* start Dataset records *
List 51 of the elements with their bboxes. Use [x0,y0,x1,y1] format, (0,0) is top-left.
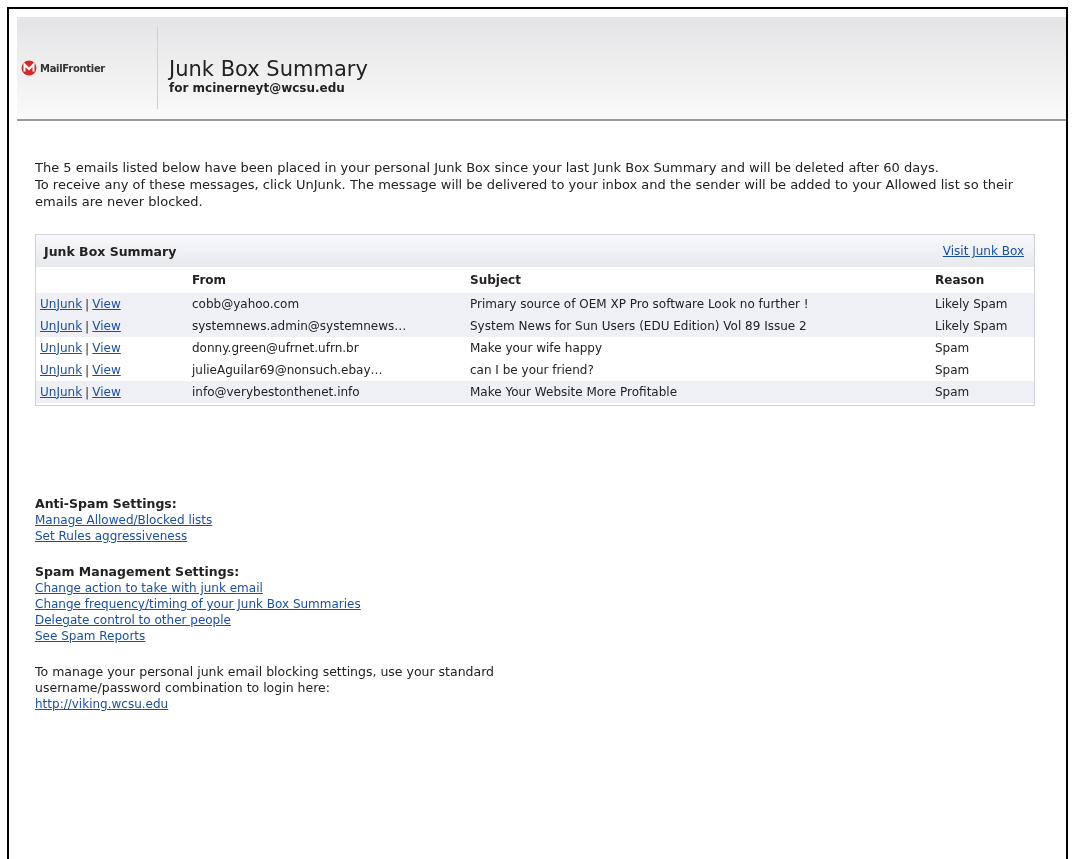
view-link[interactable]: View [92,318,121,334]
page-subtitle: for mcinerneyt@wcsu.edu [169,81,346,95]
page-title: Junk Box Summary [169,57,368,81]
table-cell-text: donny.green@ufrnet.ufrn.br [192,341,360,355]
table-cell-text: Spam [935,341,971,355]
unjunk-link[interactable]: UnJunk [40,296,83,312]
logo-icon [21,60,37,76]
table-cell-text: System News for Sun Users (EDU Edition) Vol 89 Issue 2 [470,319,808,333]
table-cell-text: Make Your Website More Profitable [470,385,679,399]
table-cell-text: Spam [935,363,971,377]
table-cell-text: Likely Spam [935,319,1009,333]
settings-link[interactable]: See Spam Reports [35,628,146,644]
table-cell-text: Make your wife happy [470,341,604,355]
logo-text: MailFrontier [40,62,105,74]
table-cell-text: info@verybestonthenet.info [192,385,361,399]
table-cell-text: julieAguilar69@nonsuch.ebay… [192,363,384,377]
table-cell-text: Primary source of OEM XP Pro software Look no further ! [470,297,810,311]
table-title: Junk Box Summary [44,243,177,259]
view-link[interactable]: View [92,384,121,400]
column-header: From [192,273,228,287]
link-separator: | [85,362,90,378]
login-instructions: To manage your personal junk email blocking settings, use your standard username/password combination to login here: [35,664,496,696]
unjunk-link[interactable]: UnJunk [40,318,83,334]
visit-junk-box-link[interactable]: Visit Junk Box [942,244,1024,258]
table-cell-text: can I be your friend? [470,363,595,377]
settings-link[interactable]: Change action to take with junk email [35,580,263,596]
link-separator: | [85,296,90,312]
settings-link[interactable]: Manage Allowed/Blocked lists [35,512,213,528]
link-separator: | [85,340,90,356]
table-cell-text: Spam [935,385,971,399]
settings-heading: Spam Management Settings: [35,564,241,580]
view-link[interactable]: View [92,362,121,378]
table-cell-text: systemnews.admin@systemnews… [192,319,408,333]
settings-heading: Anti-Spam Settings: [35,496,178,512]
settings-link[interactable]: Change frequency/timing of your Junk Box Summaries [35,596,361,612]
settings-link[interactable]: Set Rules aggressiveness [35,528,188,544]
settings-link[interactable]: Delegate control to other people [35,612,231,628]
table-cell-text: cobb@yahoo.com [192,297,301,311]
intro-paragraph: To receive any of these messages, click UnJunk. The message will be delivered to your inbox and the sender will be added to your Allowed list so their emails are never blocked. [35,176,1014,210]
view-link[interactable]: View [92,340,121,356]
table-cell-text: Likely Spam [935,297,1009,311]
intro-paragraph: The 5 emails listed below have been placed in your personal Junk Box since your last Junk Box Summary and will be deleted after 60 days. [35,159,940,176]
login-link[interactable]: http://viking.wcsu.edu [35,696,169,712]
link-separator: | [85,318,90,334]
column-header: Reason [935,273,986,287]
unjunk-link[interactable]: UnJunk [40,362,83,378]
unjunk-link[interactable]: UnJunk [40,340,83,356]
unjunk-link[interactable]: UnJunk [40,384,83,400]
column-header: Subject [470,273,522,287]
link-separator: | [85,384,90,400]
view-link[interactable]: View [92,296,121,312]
* end Dataset records *
Aim of the exercise> Please filter the listing above down to the lines that contain the string "Summary". Treat uppercase and lowercase as different.

Problem solution>
page-title: Junk Box Summary [169,57,368,81]
table-title: Junk Box Summary [44,243,177,259]
intro-paragraph: The 5 emails listed below have been placed in your personal Junk Box since your last Junk Box Summary and will be deleted after 60 days. [35,159,940,176]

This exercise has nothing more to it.